Extracted records:
◆ ◆ ◆

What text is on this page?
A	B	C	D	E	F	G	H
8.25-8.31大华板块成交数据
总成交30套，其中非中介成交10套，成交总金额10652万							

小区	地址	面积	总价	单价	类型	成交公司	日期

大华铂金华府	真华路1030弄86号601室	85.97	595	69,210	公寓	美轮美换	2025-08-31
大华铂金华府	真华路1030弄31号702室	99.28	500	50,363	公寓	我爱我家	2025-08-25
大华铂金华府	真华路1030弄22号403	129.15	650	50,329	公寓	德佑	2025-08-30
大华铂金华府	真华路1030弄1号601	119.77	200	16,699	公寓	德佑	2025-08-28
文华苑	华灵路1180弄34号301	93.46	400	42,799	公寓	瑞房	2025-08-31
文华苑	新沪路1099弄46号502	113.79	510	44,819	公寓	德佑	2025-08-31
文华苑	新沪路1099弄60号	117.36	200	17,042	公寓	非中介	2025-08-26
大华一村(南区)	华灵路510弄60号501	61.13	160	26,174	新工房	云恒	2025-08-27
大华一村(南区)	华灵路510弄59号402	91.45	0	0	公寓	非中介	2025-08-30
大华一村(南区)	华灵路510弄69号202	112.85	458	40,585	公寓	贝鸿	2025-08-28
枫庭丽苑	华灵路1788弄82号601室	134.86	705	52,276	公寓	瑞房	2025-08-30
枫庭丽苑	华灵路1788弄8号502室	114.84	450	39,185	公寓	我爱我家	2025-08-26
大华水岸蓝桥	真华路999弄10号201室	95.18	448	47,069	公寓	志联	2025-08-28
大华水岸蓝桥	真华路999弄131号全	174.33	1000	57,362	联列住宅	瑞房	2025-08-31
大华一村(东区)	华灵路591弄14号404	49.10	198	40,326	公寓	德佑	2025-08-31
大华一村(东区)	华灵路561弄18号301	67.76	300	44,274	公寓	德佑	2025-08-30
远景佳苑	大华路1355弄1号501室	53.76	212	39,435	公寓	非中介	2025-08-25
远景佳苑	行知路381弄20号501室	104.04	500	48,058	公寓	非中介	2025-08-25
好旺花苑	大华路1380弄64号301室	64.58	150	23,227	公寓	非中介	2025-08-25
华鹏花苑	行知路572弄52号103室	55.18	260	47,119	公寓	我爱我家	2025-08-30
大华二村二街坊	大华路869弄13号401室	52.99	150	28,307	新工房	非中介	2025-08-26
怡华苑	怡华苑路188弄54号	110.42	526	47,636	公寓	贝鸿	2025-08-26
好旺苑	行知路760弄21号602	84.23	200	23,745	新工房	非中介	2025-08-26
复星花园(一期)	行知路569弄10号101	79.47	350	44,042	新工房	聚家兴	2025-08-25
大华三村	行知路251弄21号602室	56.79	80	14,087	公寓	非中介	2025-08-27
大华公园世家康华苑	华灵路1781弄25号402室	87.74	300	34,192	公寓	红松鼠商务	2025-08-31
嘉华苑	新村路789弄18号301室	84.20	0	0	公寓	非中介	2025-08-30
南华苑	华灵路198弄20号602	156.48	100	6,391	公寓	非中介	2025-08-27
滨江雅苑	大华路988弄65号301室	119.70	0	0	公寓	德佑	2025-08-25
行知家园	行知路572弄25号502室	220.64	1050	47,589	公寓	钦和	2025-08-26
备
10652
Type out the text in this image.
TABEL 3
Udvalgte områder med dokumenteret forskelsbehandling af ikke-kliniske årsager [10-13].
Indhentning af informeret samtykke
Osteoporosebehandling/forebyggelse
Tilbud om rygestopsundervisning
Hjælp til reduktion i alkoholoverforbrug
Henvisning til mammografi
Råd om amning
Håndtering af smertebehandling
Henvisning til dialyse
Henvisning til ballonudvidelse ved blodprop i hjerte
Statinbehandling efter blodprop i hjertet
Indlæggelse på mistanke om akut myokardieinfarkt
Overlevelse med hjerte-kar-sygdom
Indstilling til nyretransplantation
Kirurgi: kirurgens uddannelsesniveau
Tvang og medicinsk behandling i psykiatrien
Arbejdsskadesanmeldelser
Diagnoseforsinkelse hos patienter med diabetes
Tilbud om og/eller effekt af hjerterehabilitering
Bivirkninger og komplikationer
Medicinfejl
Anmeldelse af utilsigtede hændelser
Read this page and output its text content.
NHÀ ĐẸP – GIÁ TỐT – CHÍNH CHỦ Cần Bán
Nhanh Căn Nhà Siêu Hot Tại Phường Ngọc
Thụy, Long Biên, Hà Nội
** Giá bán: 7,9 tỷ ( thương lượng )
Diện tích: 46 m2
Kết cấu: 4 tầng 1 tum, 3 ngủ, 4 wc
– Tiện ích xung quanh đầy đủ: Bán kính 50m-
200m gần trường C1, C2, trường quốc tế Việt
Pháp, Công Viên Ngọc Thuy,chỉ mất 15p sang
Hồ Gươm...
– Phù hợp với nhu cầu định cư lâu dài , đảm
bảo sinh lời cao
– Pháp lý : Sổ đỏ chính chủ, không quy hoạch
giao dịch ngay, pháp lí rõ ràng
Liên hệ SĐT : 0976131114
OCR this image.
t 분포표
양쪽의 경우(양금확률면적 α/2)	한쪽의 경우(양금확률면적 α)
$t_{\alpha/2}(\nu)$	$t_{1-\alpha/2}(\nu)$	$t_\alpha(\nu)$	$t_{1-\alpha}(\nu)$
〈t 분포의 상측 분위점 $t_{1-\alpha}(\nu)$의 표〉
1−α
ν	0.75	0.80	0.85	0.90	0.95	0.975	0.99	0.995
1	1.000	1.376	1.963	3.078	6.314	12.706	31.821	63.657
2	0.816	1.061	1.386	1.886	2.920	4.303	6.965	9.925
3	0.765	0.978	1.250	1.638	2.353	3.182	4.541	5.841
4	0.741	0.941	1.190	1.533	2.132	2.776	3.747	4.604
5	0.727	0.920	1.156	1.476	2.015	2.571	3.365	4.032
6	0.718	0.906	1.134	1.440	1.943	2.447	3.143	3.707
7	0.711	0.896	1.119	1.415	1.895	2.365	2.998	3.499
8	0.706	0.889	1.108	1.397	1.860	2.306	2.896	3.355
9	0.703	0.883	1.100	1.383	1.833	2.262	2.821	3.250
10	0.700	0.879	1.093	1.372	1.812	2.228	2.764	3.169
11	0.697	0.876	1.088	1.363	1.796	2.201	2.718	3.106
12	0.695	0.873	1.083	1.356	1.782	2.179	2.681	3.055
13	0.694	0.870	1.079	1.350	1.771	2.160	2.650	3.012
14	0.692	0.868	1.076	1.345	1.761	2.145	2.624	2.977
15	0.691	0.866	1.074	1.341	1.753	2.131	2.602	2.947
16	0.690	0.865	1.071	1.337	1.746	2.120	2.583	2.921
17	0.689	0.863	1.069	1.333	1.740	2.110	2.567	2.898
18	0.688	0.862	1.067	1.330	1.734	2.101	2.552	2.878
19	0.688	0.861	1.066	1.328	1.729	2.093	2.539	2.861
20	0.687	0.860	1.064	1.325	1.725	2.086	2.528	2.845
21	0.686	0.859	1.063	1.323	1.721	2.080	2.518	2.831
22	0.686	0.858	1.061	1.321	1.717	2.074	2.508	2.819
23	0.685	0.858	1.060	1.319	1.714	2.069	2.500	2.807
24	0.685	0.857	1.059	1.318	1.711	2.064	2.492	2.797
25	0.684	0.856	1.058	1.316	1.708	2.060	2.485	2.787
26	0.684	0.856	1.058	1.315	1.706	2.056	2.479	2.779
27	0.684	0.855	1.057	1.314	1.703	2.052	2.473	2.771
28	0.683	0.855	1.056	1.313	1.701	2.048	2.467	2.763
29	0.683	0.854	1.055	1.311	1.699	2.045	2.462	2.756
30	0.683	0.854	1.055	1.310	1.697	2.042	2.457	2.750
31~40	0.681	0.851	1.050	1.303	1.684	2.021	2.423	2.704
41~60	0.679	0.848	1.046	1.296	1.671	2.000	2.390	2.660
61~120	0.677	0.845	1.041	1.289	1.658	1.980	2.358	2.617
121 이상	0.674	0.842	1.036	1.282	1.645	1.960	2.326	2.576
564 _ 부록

◆ ◆ ◆

PROBLEM DESCRIPTION |
Copy each line of the data above that holds "this".

THE SOLUTION |
What text is on this page?
Type out the text in this image.
Read this page and output its text content.
OCR this image.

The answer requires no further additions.